> _Given task_
Give the number of lines in this listing that contain "screenshot", with no other words.

-=-=-=-=-

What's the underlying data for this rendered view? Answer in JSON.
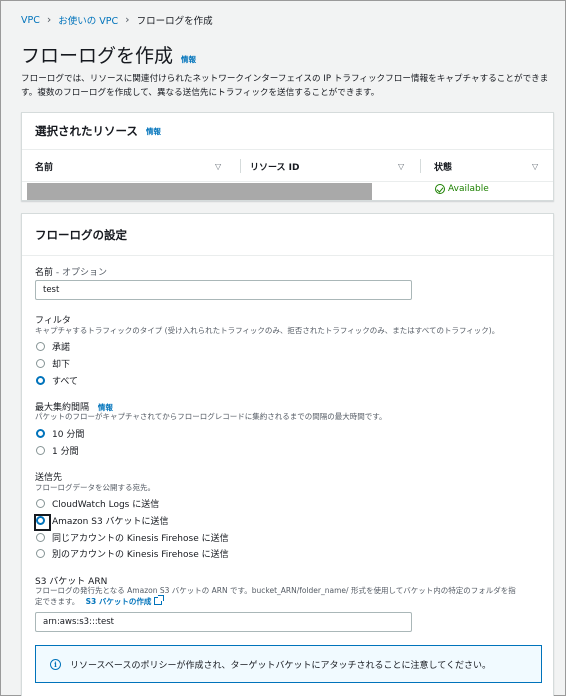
{
  "breadcrumb": {
    "items": [
      "VPC",
      "お使いの VPC"
    ],
    "current": "フローログを作成"
  },
  "page": {
    "title": "フローログを作成",
    "info": "情報",
    "description": "フローログでは、リソースに関連付けられたネットワークインターフェイスの IP トラフィックフロー情報をキャプチャすることができます。複数のフローログを作成して、異なる送信先にトラフィックを送信することができます。"
  },
  "resources": {
    "title": "選択されたリソース",
    "info": "情報",
    "columns": [
      "名前",
      "リソース ID",
      "状態"
    ],
    "rows": [
      {
        "name": "",
        "resource_id": "",
        "status": "Available"
      }
    ],
    "status_color": "#1d8102"
  },
  "settings": {
    "title": "フローログの設定",
    "name_label": "名前",
    "name_optional": " - オプション",
    "name_value": "test",
    "filter": {
      "label": "フィルタ",
      "description": "キャプチャするトラフィックのタイプ (受け入れられたトラフィックのみ、拒否されたトラフィックのみ、またはすべてのトラフィック)。",
      "options": [
        "承諾",
        "却下",
        "すべて"
      ],
      "selected": 2
    },
    "aggregation": {
      "label": "最大集約間隔",
      "info": "情報",
      "description": "パケットのフローがキャプチャされてからフローログレコードに集約されるまでの間隔の最大時間です。",
      "options": [
        "10 分間",
        "1 分間"
      ],
      "selected": 0
    },
    "destination": {
      "label": "送信先",
      "description": "フローログデータを公開する宛先。",
      "options": [
        "CloudWatch Logs に送信",
        "Amazon S3 バケットに送信",
        "同じアカウントの Kinesis Firehose に送信",
        "別のアカウントの Kinesis Firehose に送信"
      ],
      "selected": 1
    },
    "s3": {
      "label": "S3 バケット ARN",
      "description_line1": "フローログの発行先となる Amazon S3 バケットの ARN です。bucket_ARN/folder_name/ 形式を使用してバケット内の特定のフォルダを指",
      "description_line2": "定できます。",
      "create_link": "S3 バケットの作成",
      "value": "arn:aws:s3:::test"
    },
    "alert": "リソースベースのポリシーが作成され、ターゲットバケットにアタッチされることに注意してください。"
  },
  "colors": {
    "link": "#0073bb",
    "background": "#f2f3f3"
  }
}
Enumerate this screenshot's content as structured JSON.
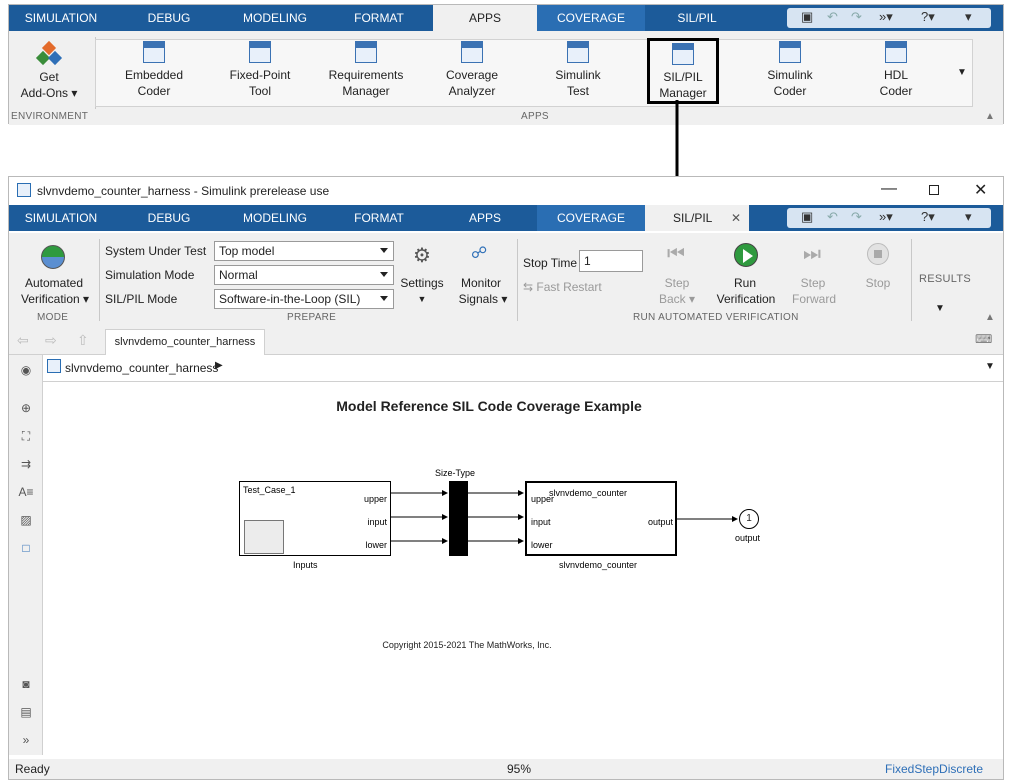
{
  "top": {
    "tabs": [
      "SIMULATION",
      "DEBUG",
      "MODELING",
      "FORMAT",
      "APPS",
      "COVERAGE",
      "SIL/PIL"
    ],
    "active_tab": "APPS",
    "env_app": {
      "label1": "Get",
      "label2": "Add-Ons"
    },
    "apps": [
      {
        "l1": "Embedded",
        "l2": "Coder",
        "icon": "C"
      },
      {
        "l1": "Fixed-Point",
        "l2": "Tool",
        "icon": ""
      },
      {
        "l1": "Requirements",
        "l2": "Manager",
        "icon": ""
      },
      {
        "l1": "Coverage",
        "l2": "Analyzer",
        "icon": ""
      },
      {
        "l1": "Simulink",
        "l2": "Test",
        "icon": ""
      },
      {
        "l1": "SIL/PIL",
        "l2": "Manager",
        "icon": ""
      },
      {
        "l1": "Simulink",
        "l2": "Coder",
        "icon": "C"
      },
      {
        "l1": "HDL",
        "l2": "Coder",
        "icon": "HDL"
      }
    ],
    "section_env": "ENVIRONMENT",
    "section_apps": "APPS"
  },
  "window": {
    "title": "slvnvdemo_counter_harness - Simulink prerelease use",
    "tabs": [
      "SIMULATION",
      "DEBUG",
      "MODELING",
      "FORMAT",
      "APPS",
      "COVERAGE",
      "SIL/PIL"
    ],
    "active_tab": "SIL/PIL",
    "mode": {
      "l1": "Automated",
      "l2": "Verification",
      "section": "MODE"
    },
    "prepare": {
      "sut_label": "System Under Test",
      "sut_value": "Top model",
      "sim_label": "Simulation Mode",
      "sim_value": "Normal",
      "silpil_label": "SIL/PIL Mode",
      "silpil_value": "Software-in-the-Loop (SIL)",
      "settings": "Settings",
      "monitor_l1": "Monitor",
      "monitor_l2": "Signals",
      "section": "PREPARE"
    },
    "run": {
      "stop_time_label": "Stop Time",
      "stop_time_value": "1",
      "fast_restart": "Fast Restart",
      "step_back_l1": "Step",
      "step_back_l2": "Back",
      "run_l1": "Run",
      "run_l2": "Verification",
      "step_fwd_l1": "Step",
      "step_fwd_l2": "Forward",
      "stop": "Stop",
      "section": "RUN AUTOMATED VERIFICATION"
    },
    "results": "RESULTS",
    "model_tab": "slvnvdemo_counter_harness",
    "breadcrumb": "slvnvdemo_counter_harness",
    "diagram": {
      "title": "Model Reference SIL Code Coverage Example",
      "test_case": "Test_Case_1",
      "inputs_label": "Inputs",
      "sizetype_label": "Size-Type",
      "ports": [
        "upper",
        "input",
        "lower"
      ],
      "model_name": "slvnvdemo_counter",
      "model_label": "slvnvdemo_counter",
      "out_port": "output",
      "outport_number": "1",
      "outport_label": "output",
      "copyright": "Copyright 2015-2021 The MathWorks, Inc."
    },
    "status": {
      "left": "Ready",
      "zoom": "95%",
      "solver": "FixedStepDiscrete"
    }
  }
}
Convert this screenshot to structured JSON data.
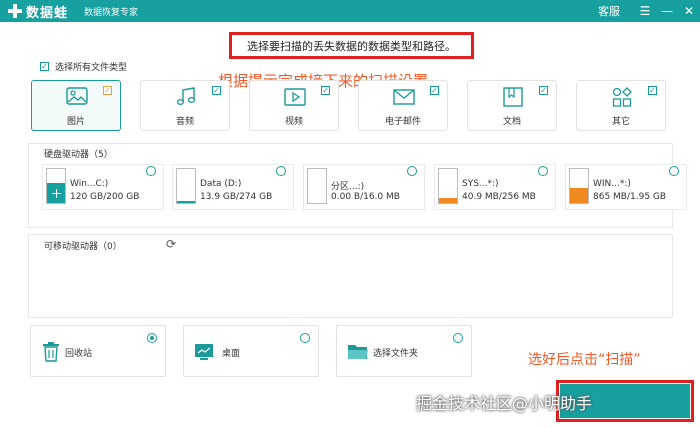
{
  "titlebar": {
    "app_name": "数据蛙",
    "app_subtitle": "数据恢复专家",
    "service": "客服",
    "menu_glyph": "☰",
    "minimize_glyph": "—",
    "close_glyph": "✕",
    "brand_color": "#17a0a0"
  },
  "instruction": "选择要扫描的丢失数据的数据类型和路径。",
  "hint": "根据提示完成接下来的扫描设置",
  "select_all": {
    "label": "选择所有文件类型",
    "checked": true
  },
  "file_types": [
    {
      "label": "图片",
      "icon": "image-icon",
      "checked": true,
      "selected": true
    },
    {
      "label": "音频",
      "icon": "music-icon",
      "checked": true
    },
    {
      "label": "视频",
      "icon": "video-icon",
      "checked": true
    },
    {
      "label": "电子邮件",
      "icon": "mail-icon",
      "checked": true
    },
    {
      "label": "文档",
      "icon": "document-icon",
      "checked": true
    },
    {
      "label": "其它",
      "icon": "other-icon",
      "checked": true
    }
  ],
  "hard_drives": {
    "title": "硬盘驱动器（5）",
    "items": [
      {
        "name": "Win...C:)",
        "size": "120 GB/200 GB",
        "used_fraction": 0.6,
        "color": "#17a0a0",
        "windows": true
      },
      {
        "name": "Data (D:)",
        "size": "13.9 GB/274 GB",
        "used_fraction": 0.05,
        "color": "#17a0a0"
      },
      {
        "name": "分区...:)",
        "size": "0.00  B/16.0 MB",
        "used_fraction": 0.0,
        "color": "#e8a040"
      },
      {
        "name": "SYS...*:)",
        "size": "40.9 MB/256 MB",
        "used_fraction": 0.16,
        "color": "#f08a20"
      },
      {
        "name": "WIN...*:)",
        "size": "865 MB/1.95 GB",
        "used_fraction": 0.44,
        "color": "#f08a20"
      }
    ]
  },
  "removable": {
    "title": "可移动驱动器（0）"
  },
  "locations": [
    {
      "label": "回收站",
      "icon": "recycle-bin-icon",
      "selected": true
    },
    {
      "label": "桌面",
      "icon": "desktop-icon",
      "selected": false
    },
    {
      "label": "选择文件夹",
      "icon": "folder-icon",
      "selected": false
    }
  ],
  "hint2": "选好后点击“扫描”",
  "watermark": "掘金技术社区@小明助手",
  "scan_button": ""
}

-=-=-=-=-

> _Full response_
2